§ Prompt: Where a line contains the word "Imron", copy that line in full.
........
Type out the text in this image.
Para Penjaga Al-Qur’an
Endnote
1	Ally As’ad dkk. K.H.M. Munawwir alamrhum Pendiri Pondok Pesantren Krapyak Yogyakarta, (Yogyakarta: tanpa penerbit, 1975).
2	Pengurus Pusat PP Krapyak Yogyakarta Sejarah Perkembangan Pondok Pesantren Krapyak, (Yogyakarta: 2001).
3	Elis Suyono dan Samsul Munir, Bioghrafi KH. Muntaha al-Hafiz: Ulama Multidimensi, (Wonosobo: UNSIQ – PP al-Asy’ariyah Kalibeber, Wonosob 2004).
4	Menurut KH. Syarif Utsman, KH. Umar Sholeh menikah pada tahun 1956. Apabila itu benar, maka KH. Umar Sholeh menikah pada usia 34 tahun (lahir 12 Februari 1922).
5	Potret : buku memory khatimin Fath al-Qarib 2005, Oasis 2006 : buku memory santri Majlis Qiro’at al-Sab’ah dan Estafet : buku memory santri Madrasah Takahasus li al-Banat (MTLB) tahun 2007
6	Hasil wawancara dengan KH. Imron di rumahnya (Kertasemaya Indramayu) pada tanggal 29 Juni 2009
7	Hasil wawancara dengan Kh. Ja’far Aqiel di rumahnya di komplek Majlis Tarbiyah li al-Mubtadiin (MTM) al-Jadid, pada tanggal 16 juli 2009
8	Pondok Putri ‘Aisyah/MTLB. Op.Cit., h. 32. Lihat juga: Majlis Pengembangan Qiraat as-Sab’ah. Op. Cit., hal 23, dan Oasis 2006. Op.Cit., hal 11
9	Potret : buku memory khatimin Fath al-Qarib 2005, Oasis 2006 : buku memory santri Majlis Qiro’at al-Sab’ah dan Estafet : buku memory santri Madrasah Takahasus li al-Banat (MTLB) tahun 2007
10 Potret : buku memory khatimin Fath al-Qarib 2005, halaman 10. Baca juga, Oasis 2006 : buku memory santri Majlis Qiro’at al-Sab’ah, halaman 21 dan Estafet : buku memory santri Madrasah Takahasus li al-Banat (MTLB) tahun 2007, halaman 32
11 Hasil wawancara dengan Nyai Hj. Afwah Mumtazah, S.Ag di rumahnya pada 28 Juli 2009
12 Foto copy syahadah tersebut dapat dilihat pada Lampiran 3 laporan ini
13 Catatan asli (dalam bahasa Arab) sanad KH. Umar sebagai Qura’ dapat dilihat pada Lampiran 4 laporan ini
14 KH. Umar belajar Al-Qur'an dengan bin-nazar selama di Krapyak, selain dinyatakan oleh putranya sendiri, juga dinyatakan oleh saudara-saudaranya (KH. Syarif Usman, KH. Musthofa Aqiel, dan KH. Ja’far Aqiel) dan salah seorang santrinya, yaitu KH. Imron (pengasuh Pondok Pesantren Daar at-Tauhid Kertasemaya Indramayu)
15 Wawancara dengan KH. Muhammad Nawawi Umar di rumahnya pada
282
........
§ Result for this exercise:
6	Hasil wawancara dengan KH. Imron di rumahnya (Kertasemaya Indramayu) pada tanggal 29 Juni 2009
14 KH. Umar belajar Al-Qur'an dengan bin-nazar selama di Krapyak, selain dinyatakan oleh putranya sendiri, juga dinyatakan oleh saudara-saudaranya (KH. Syarif Usman, KH. Musthofa Aqiel, dan KH. Ja’far Aqiel) dan salah seorang santrinya, yaitu KH. Imron (pengasuh Pondok Pesantren Daar at-Tauhid Kertasemaya Indramayu)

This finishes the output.